* start Material for this exercise *
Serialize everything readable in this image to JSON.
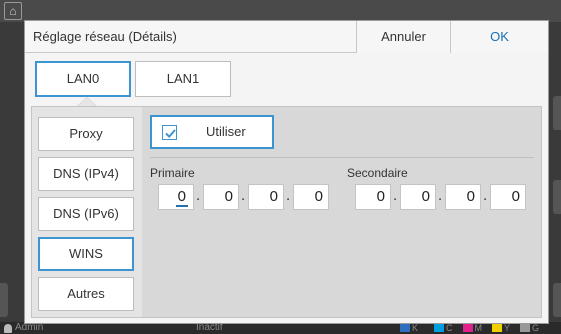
{
  "status": {
    "user": "Admin",
    "state": "Inactif",
    "inks": [
      "K",
      "C",
      "M",
      "Y",
      "G"
    ],
    "ink_colors": [
      "#2f6fc0",
      "#00a0e0",
      "#e0208c",
      "#f0d000",
      "#999999"
    ]
  },
  "dialog": {
    "title": "Réglage réseau (Détails)",
    "cancel_label": "Annuler",
    "ok_label": "OK"
  },
  "lan_tabs": [
    {
      "label": "LAN0",
      "active": true
    },
    {
      "label": "LAN1",
      "active": false
    }
  ],
  "side_menu": [
    {
      "label": "Proxy",
      "active": false
    },
    {
      "label": "DNS (IPv4)",
      "active": false
    },
    {
      "label": "DNS (IPv6)",
      "active": false
    },
    {
      "label": "WINS",
      "active": true
    },
    {
      "label": "Autres",
      "active": false
    }
  ],
  "wins": {
    "use_label": "Utiliser",
    "use_checked": true,
    "primary_label": "Primaire",
    "secondary_label": "Secondaire",
    "primary": [
      "0",
      "0",
      "0",
      "0"
    ],
    "secondary": [
      "0",
      "0",
      "0",
      "0"
    ]
  },
  "colors": {
    "accent": "#3c94d0",
    "ok_text": "#1a6fb5"
  }
}
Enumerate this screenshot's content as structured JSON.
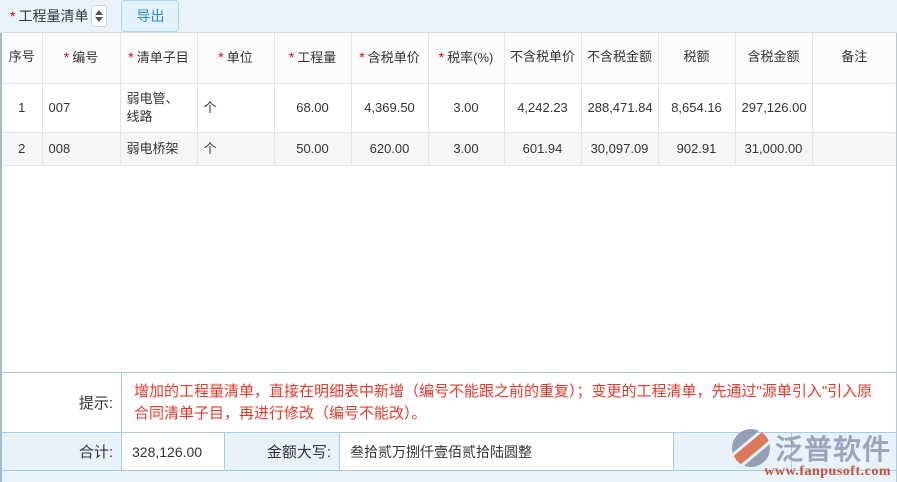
{
  "toolbar": {
    "required_mark": "*",
    "field_label": "工程量清单",
    "export_label": "导出"
  },
  "table": {
    "required_mark": "*",
    "columns": [
      {
        "label": "序号",
        "required": false
      },
      {
        "label": "编号",
        "required": true
      },
      {
        "label": "清单子目",
        "required": true
      },
      {
        "label": "单位",
        "required": true
      },
      {
        "label": "工程量",
        "required": true
      },
      {
        "label": "含税单价",
        "required": true
      },
      {
        "label": "税率(%)",
        "required": true
      },
      {
        "label": "不含税单价",
        "required": false
      },
      {
        "label": "不含税金额",
        "required": false
      },
      {
        "label": "税额",
        "required": false
      },
      {
        "label": "含税金额",
        "required": false
      },
      {
        "label": "备注",
        "required": false
      }
    ],
    "rows": [
      [
        "1",
        "007",
        "弱电管、线路",
        "个",
        "68.00",
        "4,369.50",
        "3.00",
        "4,242.23",
        "288,471.84",
        "8,654.16",
        "297,126.00",
        ""
      ],
      [
        "2",
        "008",
        "弱电桥架",
        "个",
        "50.00",
        "620.00",
        "3.00",
        "601.94",
        "30,097.09",
        "902.91",
        "31,000.00",
        ""
      ]
    ]
  },
  "footer": {
    "hint_label": "提示:",
    "hint_text": "增加的工程量清单，直接在明细表中新增（编号不能跟之前的重复）；变更的工程清单，先通过\"源单引入\"引入原合同清单子目，再进行修改（编号不能改）。",
    "total_label": "合计:",
    "total_value": "328,126.00",
    "amount_words_label": "金额大写:",
    "amount_words_value": "叁拾贰万捌仟壹佰贰拾陆圆整"
  },
  "watermark": {
    "brand": "泛普软件",
    "url": "www.fanpusoft.com"
  },
  "colors": {
    "toolbar_bg": "#e9f3fc",
    "export_blue": "#2a8cd8",
    "required_red": "#e60000",
    "hint_red": "#e6392b",
    "footer_bg_blue": "#e8f2fb",
    "border_blue": "#a9cbe1",
    "outer_edge_blue": "#9cbfd5",
    "grid_border_gray": "#e4e4e4",
    "row_alt_bg": "#f6f6f7",
    "brand_gray_blue": "#96a2b8",
    "brand_orange": "#dd7350",
    "url_red": "#c6492e"
  }
}
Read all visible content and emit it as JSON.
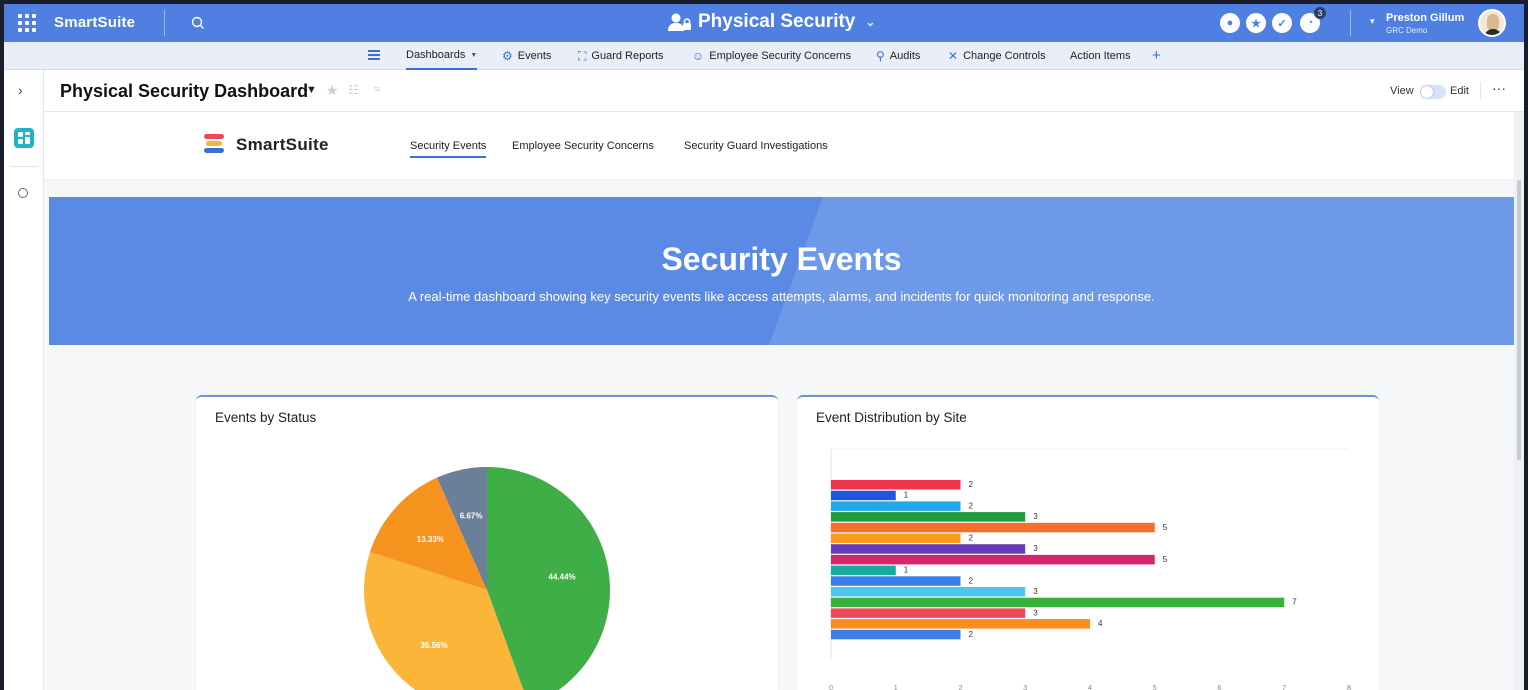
{
  "topbar": {
    "brand": "SmartSuite",
    "workspace_title": "Physical Security",
    "notification_count": "3",
    "user_name": "Preston Gillum",
    "user_org": "GRC Demo"
  },
  "nav": {
    "items": [
      {
        "label": "Dashboards",
        "icon": "chevron-down-icon"
      },
      {
        "label": "Events",
        "icon": "events-icon"
      },
      {
        "label": "Guard Reports",
        "icon": "guard-reports-icon"
      },
      {
        "label": "Employee Security Concerns",
        "icon": "employee-concerns-icon"
      },
      {
        "label": "Audits",
        "icon": "audits-icon"
      },
      {
        "label": "Change Controls",
        "icon": "tools-icon"
      },
      {
        "label": "Action Items",
        "icon": ""
      }
    ]
  },
  "page": {
    "title": "Physical Security Dashboard",
    "view_label": "View",
    "edit_label": "Edit"
  },
  "dashboard": {
    "logo_text": "SmartSuite",
    "tabs": [
      {
        "label": "Security Events"
      },
      {
        "label": "Employee Security Concerns"
      },
      {
        "label": "Security Guard Investigations"
      }
    ],
    "hero_title": "Security Events",
    "hero_description": "A real-time dashboard showing key security events like access attempts, alarms, and incidents for quick monitoring and response."
  },
  "colors": {
    "accent": "#4f80e1",
    "hero": "#5a8ae3"
  },
  "chart_data": [
    {
      "type": "pie",
      "title": "Events by Status",
      "slices": [
        {
          "value": 44.44,
          "label": "44.44%",
          "color": "#3fae46"
        },
        {
          "value": 35.56,
          "label": "35.56%",
          "color": "#fbb63a"
        },
        {
          "value": 13.33,
          "label": "13.33%",
          "color": "#f6921e"
        },
        {
          "value": 6.67,
          "label": "6.67%",
          "color": "#6b7f99"
        }
      ]
    },
    {
      "type": "bar",
      "orientation": "horizontal",
      "title": "Event Distribution by Site",
      "values": [
        2,
        1,
        2,
        3,
        5,
        2,
        3,
        5,
        1,
        2,
        3,
        7,
        3,
        4,
        2
      ],
      "colors": [
        "#f0344e",
        "#1e55e6",
        "#22a8e6",
        "#1f9a3b",
        "#f4702a",
        "#fb9b1a",
        "#6a3bb6",
        "#d4266a",
        "#17aaa0",
        "#3a7fe6",
        "#4ec7f0",
        "#38b13c",
        "#f0485a",
        "#fb8c1e",
        "#3a7fe6"
      ],
      "xlim": [
        0,
        8
      ],
      "xticks": [
        "0",
        "1",
        "2",
        "3",
        "4",
        "5",
        "6",
        "7",
        "8"
      ]
    }
  ]
}
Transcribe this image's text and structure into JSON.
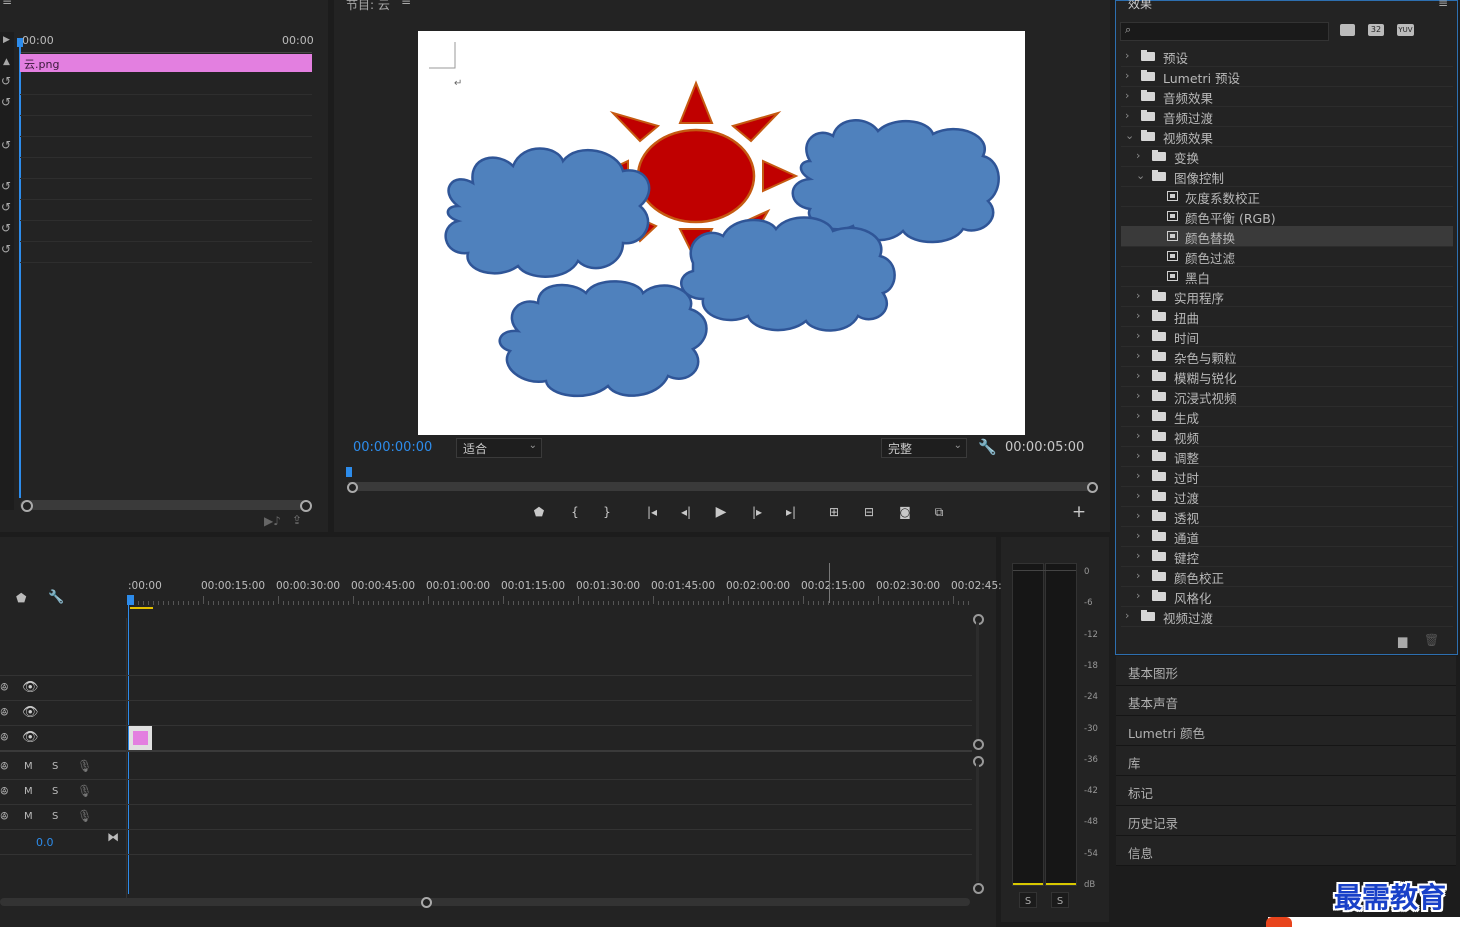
{
  "source_panel": {
    "time_start": "00:00",
    "time_end": "00:00",
    "clip_label": "云.png"
  },
  "program": {
    "title": "节目: 云",
    "timecode_current": "00:00:00:00",
    "fit_select": "适合",
    "quality_select": "完整",
    "timecode_duration": "00:00:05:00"
  },
  "timeline": {
    "ruler_labels": [
      ":00:00",
      "00:00:15:00",
      "00:00:30:00",
      "00:00:45:00",
      "00:01:00:00",
      "00:01:15:00",
      "00:01:30:00",
      "00:01:45:00",
      "00:02:00:00",
      "00:02:15:00",
      "00:02:30:00",
      "00:02:45:"
    ],
    "audio_tracks": [
      {
        "m": "M",
        "s": "S"
      },
      {
        "m": "M",
        "s": "S"
      },
      {
        "m": "M",
        "s": "S"
      }
    ],
    "master_level": "0.0"
  },
  "meter": {
    "scale": [
      "0",
      "-6",
      "-12",
      "-18",
      "-24",
      "-30",
      "-36",
      "-42",
      "-48",
      "-54",
      "dB"
    ],
    "solo_left": "S",
    "solo_right": "S"
  },
  "effects": {
    "title": "效果",
    "search_placeholder": "",
    "badges": [
      "32",
      "YUV"
    ],
    "items": [
      {
        "label": "预设",
        "level": 0,
        "expanded": false,
        "kind": "preset-folder"
      },
      {
        "label": "Lumetri 预设",
        "level": 0,
        "expanded": false,
        "kind": "preset-folder"
      },
      {
        "label": "音频效果",
        "level": 0,
        "expanded": false,
        "kind": "folder"
      },
      {
        "label": "音频过渡",
        "level": 0,
        "expanded": false,
        "kind": "folder"
      },
      {
        "label": "视频效果",
        "level": 0,
        "expanded": true,
        "kind": "folder"
      },
      {
        "label": "变换",
        "level": 1,
        "expanded": false,
        "kind": "folder"
      },
      {
        "label": "图像控制",
        "level": 1,
        "expanded": true,
        "kind": "folder"
      },
      {
        "label": "灰度系数校正",
        "level": 2,
        "kind": "effect"
      },
      {
        "label": "颜色平衡 (RGB)",
        "level": 2,
        "kind": "effect"
      },
      {
        "label": "颜色替换",
        "level": 2,
        "kind": "effect",
        "selected": true
      },
      {
        "label": "颜色过滤",
        "level": 2,
        "kind": "effect"
      },
      {
        "label": "黑白",
        "level": 2,
        "kind": "effect"
      },
      {
        "label": "实用程序",
        "level": 1,
        "expanded": false,
        "kind": "folder"
      },
      {
        "label": "扭曲",
        "level": 1,
        "expanded": false,
        "kind": "folder"
      },
      {
        "label": "时间",
        "level": 1,
        "expanded": false,
        "kind": "folder"
      },
      {
        "label": "杂色与颗粒",
        "level": 1,
        "expanded": false,
        "kind": "folder"
      },
      {
        "label": "模糊与锐化",
        "level": 1,
        "expanded": false,
        "kind": "folder"
      },
      {
        "label": "沉浸式视频",
        "level": 1,
        "expanded": false,
        "kind": "folder"
      },
      {
        "label": "生成",
        "level": 1,
        "expanded": false,
        "kind": "folder"
      },
      {
        "label": "视频",
        "level": 1,
        "expanded": false,
        "kind": "folder"
      },
      {
        "label": "调整",
        "level": 1,
        "expanded": false,
        "kind": "folder"
      },
      {
        "label": "过时",
        "level": 1,
        "expanded": false,
        "kind": "folder"
      },
      {
        "label": "过渡",
        "level": 1,
        "expanded": false,
        "kind": "folder"
      },
      {
        "label": "透视",
        "level": 1,
        "expanded": false,
        "kind": "folder"
      },
      {
        "label": "通道",
        "level": 1,
        "expanded": false,
        "kind": "folder"
      },
      {
        "label": "键控",
        "level": 1,
        "expanded": false,
        "kind": "folder"
      },
      {
        "label": "颜色校正",
        "level": 1,
        "expanded": false,
        "kind": "folder"
      },
      {
        "label": "风格化",
        "level": 1,
        "expanded": false,
        "kind": "folder"
      },
      {
        "label": "视频过渡",
        "level": 0,
        "expanded": false,
        "kind": "folder"
      }
    ]
  },
  "side_panels": [
    "基本图形",
    "基本声音",
    "Lumetri 颜色",
    "库",
    "标记",
    "历史记录",
    "信息"
  ],
  "watermark": "最需教育",
  "colors": {
    "accent_blue": "#2d8ceb",
    "clip_pink": "#e37fe0",
    "sun_red": "#c00000",
    "cloud_blue": "#4f81bd",
    "cloud_border": "#2f5597"
  }
}
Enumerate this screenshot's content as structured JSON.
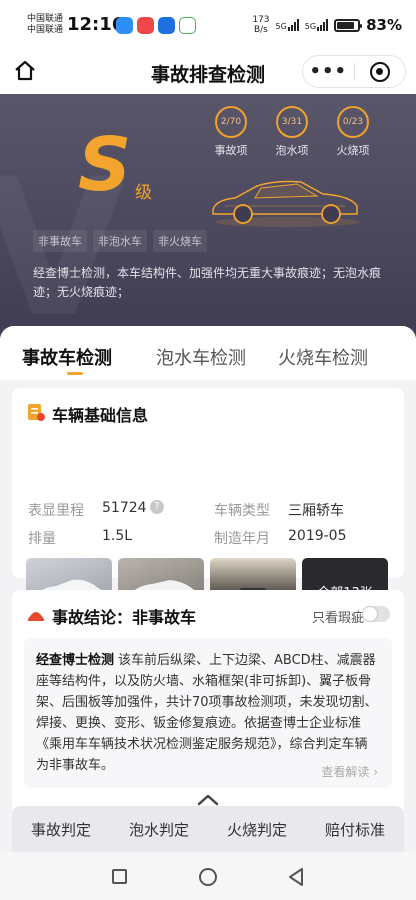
{
  "status_bar": {
    "carrier_1": "中国联通",
    "carrier_2": "中国联通",
    "time": "12:16",
    "net_speed_value": "173",
    "net_speed_unit": "B/s",
    "signal_1": "5G",
    "signal_2": "5G",
    "battery_percent": "83%",
    "battery_level": 0.83,
    "app_icons": [
      "message-app-icon",
      "qq-app-icon",
      "alipay-app-icon",
      "shopping-app-icon"
    ]
  },
  "nav": {
    "title": "事故排查检测",
    "more_label": "•••",
    "home_icon": "home-icon",
    "close_icon": "target-close-icon"
  },
  "hero": {
    "grade": "S",
    "grade_suffix": "级",
    "stats": [
      {
        "value": "2/70",
        "label": "事故项"
      },
      {
        "value": "3/31",
        "label": "泡水项"
      },
      {
        "value": "0/23",
        "label": "火烧项"
      }
    ],
    "chips": [
      "非事故车",
      "非泡水车",
      "非火烧车"
    ],
    "description": "经查博士检测，本车结构件、加强件均无重大事故痕迹；无泡水痕迹；无火烧痕迹；"
  },
  "tabs": {
    "items": [
      "事故车检测",
      "泡水车检测",
      "火烧车检测"
    ],
    "active": 0
  },
  "vehicle_info": {
    "title": "车辆基础信息",
    "mileage_label": "表显里程",
    "mileage_value": "51724",
    "type_label": "车辆类型",
    "type_value": "三厢轿车",
    "displacement_label": "排量",
    "displacement_value": "1.5L",
    "year_label": "制造年月",
    "year_value": "2019-05",
    "help_icon": "?",
    "photos_more": "全部13张"
  },
  "conclusion": {
    "title": "事故结论：非事故车",
    "toggle_label": "只看瑕疵",
    "toggle_on": false,
    "brand": "经查博士检测",
    "text": "该车前后纵梁、上下边梁、ABCD柱、减震器座等结构件，以及防火墙、水箱框架(非可拆卸)、翼子板骨架、后围板等加强件，共计70项事故检测项，未发现切割、焊接、更换、变形、钣金修复痕迹。依据查博士企业标准《乘用车车辆技术状况检测鉴定服务规范》，综合判定车辆为非事故车。",
    "more_link": "查看解读 ›"
  },
  "bottom_tabs": [
    "事故判定",
    "泡水判定",
    "火烧判定",
    "赔付标准"
  ],
  "colors": {
    "accent": "#f3a42c",
    "hero_bg": "#4a475d"
  }
}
* end Material for this exercise *
Scan the material above. Copy each line that holds the word "SmartSuite".

The solution:
    "brand": "SmartSuite",
    "logo_text": "SmartSuite",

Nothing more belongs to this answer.